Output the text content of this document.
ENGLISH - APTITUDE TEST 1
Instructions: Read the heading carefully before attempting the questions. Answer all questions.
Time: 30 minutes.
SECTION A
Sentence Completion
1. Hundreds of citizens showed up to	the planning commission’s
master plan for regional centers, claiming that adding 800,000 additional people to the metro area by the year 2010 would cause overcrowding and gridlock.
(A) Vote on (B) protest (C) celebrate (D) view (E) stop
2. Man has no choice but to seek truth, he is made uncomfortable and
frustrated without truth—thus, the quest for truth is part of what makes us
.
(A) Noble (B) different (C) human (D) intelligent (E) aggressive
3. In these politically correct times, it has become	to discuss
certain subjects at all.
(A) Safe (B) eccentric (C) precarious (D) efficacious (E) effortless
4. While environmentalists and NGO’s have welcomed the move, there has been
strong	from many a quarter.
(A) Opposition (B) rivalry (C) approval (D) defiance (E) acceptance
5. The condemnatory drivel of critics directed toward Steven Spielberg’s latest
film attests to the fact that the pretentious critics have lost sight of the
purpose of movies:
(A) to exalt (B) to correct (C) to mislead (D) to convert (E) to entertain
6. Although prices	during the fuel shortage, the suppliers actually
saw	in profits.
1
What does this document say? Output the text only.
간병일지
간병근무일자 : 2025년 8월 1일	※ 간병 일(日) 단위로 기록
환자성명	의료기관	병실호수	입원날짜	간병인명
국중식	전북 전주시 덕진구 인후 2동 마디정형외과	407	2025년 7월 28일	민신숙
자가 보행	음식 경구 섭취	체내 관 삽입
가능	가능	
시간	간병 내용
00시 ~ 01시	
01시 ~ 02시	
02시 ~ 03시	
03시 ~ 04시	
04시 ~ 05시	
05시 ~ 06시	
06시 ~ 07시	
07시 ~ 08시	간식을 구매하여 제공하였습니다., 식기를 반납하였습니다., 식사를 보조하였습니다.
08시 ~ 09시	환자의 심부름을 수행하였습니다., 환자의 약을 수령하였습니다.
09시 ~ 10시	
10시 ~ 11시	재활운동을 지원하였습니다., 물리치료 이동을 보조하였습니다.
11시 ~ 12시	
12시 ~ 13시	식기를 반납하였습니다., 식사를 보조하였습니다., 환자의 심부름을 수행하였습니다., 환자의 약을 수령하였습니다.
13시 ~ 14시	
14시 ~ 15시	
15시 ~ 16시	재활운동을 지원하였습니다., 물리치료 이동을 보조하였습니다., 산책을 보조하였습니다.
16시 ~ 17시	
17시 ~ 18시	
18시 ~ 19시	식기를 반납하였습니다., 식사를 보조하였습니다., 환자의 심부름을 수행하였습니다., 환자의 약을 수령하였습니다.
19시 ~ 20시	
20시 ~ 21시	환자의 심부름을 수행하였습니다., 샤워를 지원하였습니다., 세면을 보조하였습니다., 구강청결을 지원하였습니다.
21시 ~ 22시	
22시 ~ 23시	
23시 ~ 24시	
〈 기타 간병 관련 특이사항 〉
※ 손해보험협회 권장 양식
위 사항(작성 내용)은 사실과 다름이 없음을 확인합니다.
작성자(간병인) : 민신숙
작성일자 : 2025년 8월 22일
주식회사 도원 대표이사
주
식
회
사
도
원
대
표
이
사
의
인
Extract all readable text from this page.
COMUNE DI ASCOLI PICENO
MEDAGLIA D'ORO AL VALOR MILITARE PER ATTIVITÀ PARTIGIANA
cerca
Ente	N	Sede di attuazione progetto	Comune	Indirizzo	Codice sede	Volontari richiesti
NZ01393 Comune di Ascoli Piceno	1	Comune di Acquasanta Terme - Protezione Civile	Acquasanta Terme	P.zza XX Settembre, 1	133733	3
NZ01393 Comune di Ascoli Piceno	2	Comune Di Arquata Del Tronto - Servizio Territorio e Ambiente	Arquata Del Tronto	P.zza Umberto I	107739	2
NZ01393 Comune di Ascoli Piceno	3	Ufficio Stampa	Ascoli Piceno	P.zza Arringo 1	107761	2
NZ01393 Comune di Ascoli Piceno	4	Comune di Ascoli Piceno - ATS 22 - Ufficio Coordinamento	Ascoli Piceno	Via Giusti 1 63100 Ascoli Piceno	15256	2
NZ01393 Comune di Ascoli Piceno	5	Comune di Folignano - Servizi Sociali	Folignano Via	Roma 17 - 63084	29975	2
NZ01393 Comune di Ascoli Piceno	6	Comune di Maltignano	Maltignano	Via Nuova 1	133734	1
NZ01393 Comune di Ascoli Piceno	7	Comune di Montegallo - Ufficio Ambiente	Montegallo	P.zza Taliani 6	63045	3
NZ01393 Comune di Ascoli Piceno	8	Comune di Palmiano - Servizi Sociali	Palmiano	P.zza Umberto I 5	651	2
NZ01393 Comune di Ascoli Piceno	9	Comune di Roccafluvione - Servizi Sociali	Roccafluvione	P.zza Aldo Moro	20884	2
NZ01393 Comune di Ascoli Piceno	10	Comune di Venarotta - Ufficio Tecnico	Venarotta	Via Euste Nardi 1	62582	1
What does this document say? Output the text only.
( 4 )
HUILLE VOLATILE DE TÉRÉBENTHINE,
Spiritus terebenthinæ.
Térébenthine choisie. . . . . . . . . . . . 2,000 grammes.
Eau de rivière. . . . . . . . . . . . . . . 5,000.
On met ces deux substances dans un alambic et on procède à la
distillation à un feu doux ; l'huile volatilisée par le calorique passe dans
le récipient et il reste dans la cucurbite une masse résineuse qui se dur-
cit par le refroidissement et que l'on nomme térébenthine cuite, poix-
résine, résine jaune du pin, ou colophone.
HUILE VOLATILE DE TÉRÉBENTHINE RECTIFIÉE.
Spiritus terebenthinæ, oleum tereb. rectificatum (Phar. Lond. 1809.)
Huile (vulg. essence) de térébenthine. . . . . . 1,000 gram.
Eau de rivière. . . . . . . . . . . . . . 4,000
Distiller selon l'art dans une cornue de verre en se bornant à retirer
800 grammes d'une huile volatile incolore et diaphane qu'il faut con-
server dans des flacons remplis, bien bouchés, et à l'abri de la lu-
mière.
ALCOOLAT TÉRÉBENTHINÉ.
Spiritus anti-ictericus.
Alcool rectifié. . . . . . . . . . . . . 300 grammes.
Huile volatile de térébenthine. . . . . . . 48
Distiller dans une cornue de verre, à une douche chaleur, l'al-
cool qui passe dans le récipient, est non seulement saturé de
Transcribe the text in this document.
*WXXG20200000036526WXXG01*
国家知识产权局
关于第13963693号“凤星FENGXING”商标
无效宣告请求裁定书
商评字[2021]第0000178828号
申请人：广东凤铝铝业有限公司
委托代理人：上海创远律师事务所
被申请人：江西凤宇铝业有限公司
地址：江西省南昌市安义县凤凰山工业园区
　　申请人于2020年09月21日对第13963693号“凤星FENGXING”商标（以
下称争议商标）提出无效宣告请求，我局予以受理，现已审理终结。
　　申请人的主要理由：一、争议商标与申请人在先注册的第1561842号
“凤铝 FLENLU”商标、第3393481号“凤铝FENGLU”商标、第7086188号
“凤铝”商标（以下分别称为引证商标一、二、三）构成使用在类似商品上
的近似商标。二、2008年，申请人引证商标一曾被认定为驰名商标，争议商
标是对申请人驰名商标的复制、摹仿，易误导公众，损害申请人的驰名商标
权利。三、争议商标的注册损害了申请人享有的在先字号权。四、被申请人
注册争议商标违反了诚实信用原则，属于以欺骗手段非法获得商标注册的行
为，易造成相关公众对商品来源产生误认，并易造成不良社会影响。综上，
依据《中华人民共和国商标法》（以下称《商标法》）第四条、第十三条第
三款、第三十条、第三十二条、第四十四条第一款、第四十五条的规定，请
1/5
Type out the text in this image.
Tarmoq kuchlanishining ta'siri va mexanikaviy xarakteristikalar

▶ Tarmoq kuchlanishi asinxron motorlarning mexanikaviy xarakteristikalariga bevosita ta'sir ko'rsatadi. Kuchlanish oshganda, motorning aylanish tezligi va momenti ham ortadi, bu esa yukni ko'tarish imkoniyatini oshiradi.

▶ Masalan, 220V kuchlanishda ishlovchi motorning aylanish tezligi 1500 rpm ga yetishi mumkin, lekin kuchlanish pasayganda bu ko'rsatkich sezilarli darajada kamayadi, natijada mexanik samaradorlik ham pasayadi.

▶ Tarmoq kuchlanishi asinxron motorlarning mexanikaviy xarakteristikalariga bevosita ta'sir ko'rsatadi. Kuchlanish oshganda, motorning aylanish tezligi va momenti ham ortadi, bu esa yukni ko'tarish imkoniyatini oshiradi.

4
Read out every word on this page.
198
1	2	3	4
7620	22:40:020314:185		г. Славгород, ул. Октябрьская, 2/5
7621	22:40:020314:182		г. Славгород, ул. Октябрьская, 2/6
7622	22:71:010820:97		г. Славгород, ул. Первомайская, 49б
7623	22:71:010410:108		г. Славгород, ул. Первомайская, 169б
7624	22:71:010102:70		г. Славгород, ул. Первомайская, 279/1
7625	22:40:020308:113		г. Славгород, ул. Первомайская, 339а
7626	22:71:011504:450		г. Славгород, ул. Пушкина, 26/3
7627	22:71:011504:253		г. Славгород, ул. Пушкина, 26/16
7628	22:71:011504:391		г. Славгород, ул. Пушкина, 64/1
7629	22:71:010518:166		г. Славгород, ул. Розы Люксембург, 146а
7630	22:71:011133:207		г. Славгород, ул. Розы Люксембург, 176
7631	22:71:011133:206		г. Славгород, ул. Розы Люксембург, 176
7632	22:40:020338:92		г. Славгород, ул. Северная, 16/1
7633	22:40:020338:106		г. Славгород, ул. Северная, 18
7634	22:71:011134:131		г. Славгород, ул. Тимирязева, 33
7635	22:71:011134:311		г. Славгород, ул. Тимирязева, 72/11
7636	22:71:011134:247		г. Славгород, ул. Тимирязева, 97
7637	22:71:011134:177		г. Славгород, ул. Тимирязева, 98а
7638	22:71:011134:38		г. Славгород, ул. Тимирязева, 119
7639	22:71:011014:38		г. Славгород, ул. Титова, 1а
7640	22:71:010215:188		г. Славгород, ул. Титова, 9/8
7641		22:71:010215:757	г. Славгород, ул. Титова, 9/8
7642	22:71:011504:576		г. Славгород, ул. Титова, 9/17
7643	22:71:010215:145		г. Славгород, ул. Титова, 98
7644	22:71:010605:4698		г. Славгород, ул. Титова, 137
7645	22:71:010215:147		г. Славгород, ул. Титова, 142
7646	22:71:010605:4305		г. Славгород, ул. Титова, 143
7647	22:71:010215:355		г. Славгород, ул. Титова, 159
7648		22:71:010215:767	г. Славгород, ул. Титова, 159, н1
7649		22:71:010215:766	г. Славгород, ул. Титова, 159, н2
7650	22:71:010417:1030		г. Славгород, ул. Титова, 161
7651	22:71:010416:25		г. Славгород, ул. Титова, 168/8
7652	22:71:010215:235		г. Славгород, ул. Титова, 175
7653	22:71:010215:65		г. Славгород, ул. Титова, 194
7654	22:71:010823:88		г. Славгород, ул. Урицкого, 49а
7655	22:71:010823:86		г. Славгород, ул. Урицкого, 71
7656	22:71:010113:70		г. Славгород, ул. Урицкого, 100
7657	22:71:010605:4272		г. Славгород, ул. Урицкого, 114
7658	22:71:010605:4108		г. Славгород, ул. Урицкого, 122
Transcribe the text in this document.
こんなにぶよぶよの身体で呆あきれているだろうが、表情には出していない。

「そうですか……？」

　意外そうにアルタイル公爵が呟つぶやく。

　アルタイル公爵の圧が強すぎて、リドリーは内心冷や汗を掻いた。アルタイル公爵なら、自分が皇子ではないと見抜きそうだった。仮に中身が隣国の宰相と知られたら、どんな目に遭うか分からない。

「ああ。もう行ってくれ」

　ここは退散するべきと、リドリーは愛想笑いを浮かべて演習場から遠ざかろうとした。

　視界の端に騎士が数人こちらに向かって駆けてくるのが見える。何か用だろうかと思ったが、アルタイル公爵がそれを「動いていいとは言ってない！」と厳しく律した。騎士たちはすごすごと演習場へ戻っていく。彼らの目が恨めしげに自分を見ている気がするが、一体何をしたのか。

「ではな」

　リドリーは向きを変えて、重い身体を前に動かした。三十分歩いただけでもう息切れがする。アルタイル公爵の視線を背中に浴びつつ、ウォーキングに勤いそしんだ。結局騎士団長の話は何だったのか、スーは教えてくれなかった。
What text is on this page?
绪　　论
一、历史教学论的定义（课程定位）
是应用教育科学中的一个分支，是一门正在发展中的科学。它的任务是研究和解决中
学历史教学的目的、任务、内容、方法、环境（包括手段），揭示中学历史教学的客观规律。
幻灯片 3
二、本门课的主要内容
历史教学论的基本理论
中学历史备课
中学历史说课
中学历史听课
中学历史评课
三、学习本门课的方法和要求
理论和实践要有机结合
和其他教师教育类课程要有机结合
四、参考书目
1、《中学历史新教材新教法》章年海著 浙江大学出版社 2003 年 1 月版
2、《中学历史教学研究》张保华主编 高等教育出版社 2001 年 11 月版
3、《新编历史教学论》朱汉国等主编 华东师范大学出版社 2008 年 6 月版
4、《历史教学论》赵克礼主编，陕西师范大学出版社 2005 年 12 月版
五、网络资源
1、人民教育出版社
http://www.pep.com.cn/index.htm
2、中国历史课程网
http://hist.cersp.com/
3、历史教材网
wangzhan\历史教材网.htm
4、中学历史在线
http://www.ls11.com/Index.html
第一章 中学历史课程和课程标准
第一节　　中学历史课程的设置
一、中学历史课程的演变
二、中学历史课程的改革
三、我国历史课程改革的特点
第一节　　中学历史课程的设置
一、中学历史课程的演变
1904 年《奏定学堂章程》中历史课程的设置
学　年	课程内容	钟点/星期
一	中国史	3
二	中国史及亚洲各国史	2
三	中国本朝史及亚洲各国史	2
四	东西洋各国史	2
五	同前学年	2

_Direction_:
Spot every line that holds "correct" and copy it.

_Output_:
3. In these politically correct times, it has become	to discuss
(A) to exalt (B) to correct (C) to mislead (D) to convert (E) to entertain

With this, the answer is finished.